_TO DO_. Retype all of the data. Every line must match exactly.

_AVAILABLE DATA_.
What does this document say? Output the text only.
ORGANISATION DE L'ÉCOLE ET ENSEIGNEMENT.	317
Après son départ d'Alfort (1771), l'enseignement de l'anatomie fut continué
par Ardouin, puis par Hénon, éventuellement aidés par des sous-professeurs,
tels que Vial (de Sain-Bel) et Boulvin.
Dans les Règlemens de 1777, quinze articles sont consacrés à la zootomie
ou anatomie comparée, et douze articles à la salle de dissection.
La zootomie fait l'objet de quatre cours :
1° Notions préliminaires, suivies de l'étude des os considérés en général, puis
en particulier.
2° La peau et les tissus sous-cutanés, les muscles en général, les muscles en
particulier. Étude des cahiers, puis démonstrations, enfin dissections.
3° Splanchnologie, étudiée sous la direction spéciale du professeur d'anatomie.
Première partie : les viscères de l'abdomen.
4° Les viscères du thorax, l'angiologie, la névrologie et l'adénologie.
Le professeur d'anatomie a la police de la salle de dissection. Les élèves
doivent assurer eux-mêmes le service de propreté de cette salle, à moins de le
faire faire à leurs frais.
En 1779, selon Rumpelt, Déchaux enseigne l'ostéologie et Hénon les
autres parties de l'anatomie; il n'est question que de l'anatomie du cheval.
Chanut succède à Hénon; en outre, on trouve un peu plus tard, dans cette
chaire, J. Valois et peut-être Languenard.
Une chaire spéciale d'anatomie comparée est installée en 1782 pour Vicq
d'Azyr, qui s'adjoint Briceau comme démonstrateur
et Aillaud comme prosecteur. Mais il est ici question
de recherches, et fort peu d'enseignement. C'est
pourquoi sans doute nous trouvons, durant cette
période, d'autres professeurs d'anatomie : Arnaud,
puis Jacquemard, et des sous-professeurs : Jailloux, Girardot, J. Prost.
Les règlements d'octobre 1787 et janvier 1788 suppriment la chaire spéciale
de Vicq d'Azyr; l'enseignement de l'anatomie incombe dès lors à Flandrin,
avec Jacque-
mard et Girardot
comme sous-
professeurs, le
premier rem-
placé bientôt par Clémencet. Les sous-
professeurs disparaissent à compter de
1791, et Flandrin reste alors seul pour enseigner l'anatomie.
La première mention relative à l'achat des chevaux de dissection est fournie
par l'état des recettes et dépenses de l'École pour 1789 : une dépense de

_COMPLETE RESPONSE_.
What does this document say? Output the text only.
ORGANISATION DE L'ÉCOLE ET ENSEIGNEMENT.	317
Après son départ d'Alfort (1771), l'enseignement de l'anatomie fut continué
par Ardouin, puis par Hénon, éventuellement aidés par des sous-professeurs,
tels que Vial (de Sain-Bel) et Boulvin.
Dans les Règlemens de 1777, quinze articles sont consacrés à la zootomie
ou anatomie comparée, et douze articles à la salle de dissection.
La zootomie fait l'objet de quatre cours :
1° Notions préliminaires, suivies de l'étude des os considérés en général, puis
en particulier.
2° La peau et les tissus sous-cutanés, les muscles en général, les muscles en
particulier. Étude des cahiers, puis démonstrations, enfin dissections.
3° Splanchnologie, étudiée sous la direction spéciale du professeur d'anatomie.
Première partie : les viscères de l'abdomen.
4° Les viscères du thorax, l'angiologie, la névrologie et l'adénologie.
Le professeur d'anatomie a la police de la salle de dissection. Les élèves
doivent assurer eux-mêmes le service de propreté de cette salle, à moins de le
faire faire à leurs frais.
En 1779, selon Rumpelt, Déchaux enseigne l'ostéologie et Hénon les
autres parties de l'anatomie; il n'est question que de l'anatomie du cheval.
Chanut succède à Hénon; en outre, on trouve un peu plus tard, dans cette
chaire, J. Valois et peut-être Languenard.
Une chaire spéciale d'anatomie comparée est installée en 1782 pour Vicq
d'Azyr, qui s'adjoint Briceau comme démonstrateur
et Aillaud comme prosecteur. Mais il est ici question
de recherches, et fort peu d'enseignement. C'est
pourquoi sans doute nous trouvons, durant cette
période, d'autres professeurs d'anatomie : Arnaud,
puis Jacquemard, et des sous-professeurs : Jailloux, Girardot, J. Prost.
Les règlements d'octobre 1787 et janvier 1788 suppriment la chaire spéciale
de Vicq d'Azyr; l'enseignement de l'anatomie incombe dès lors à Flandrin,
avec Jacque-
mard et Girardot
comme sous-
professeurs, le
premier rem-
placé bientôt par Clémencet. Les sous-
professeurs disparaissent à compter de
1791, et Flandrin reste alors seul pour enseigner l'anatomie.
La première mention relative à l'achat des chevaux de dissection est fournie
par l'état des recettes et dépenses de l'École pour 1789 : une dépense de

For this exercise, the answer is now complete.